EXERCISE REQUIREMENTS
Please copy exactly the lines that begin with the one containing "Output a JSON" and end with the last line of the entries.

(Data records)
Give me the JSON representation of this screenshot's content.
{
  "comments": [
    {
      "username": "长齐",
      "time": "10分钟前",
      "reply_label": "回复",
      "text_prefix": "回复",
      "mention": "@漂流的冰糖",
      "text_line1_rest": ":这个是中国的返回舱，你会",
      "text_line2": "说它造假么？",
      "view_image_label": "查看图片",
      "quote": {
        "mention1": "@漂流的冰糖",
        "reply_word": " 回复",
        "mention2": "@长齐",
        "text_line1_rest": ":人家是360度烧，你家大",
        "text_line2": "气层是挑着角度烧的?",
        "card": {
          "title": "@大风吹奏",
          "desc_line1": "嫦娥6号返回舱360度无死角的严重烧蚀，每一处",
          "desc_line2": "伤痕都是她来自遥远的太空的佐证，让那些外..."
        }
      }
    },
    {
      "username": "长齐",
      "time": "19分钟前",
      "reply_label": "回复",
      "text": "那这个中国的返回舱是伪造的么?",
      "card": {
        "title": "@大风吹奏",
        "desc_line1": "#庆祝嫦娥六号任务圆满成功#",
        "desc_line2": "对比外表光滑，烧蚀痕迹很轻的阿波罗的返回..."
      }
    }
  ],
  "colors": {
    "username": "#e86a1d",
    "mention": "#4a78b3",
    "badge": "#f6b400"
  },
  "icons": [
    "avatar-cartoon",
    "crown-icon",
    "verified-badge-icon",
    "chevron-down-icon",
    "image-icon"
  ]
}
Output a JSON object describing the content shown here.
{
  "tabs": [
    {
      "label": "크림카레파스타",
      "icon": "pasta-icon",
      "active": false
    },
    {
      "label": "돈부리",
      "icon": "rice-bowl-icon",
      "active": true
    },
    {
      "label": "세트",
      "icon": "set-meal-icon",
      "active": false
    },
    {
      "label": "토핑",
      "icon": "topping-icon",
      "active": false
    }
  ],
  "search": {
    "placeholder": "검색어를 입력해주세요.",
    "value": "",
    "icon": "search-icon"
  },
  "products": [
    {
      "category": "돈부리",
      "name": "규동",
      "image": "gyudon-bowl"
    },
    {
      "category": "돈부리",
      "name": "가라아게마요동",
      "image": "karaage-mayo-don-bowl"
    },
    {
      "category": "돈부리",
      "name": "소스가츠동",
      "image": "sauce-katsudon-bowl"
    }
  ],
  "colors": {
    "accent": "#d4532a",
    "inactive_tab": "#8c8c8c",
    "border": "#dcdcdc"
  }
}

WRITTEN RESPONSE
Output a JSON object describing the content shown here.
{
  "tabs": [
    {
      "label": "크림카레파스타",
      "icon": "pasta-icon",
      "active": false
    },
    {
      "label": "돈부리",
      "icon": "rice-bowl-icon",
      "active": true
    },
    {
      "label": "세트",
      "icon": "set-meal-icon",
      "active": false
    },
    {
      "label": "토핑",
      "icon": "topping-icon",
      "active": false
    }
  ],
  "search": {
    "placeholder": "검색어를 입력해주세요.",
    "value": "",
    "icon": "search-icon"
  },
  "products": [
    {
      "category": "돈부리",
      "name": "규동",
      "image": "gyudon-bowl"
    },
    {
      "category": "돈부리",
      "name": "가라아게마요동",
      "image": "karaage-mayo-don-bowl"
    },
    {
      "category": "돈부리",
      "name": "소스가츠동",
      "image": "sauce-katsudon-bowl"
    }
  ],
  "colors": {
    "accent": "#d4532a",
    "inactive_tab": "#8c8c8c",
    "border": "#dcdcdc"
  }
}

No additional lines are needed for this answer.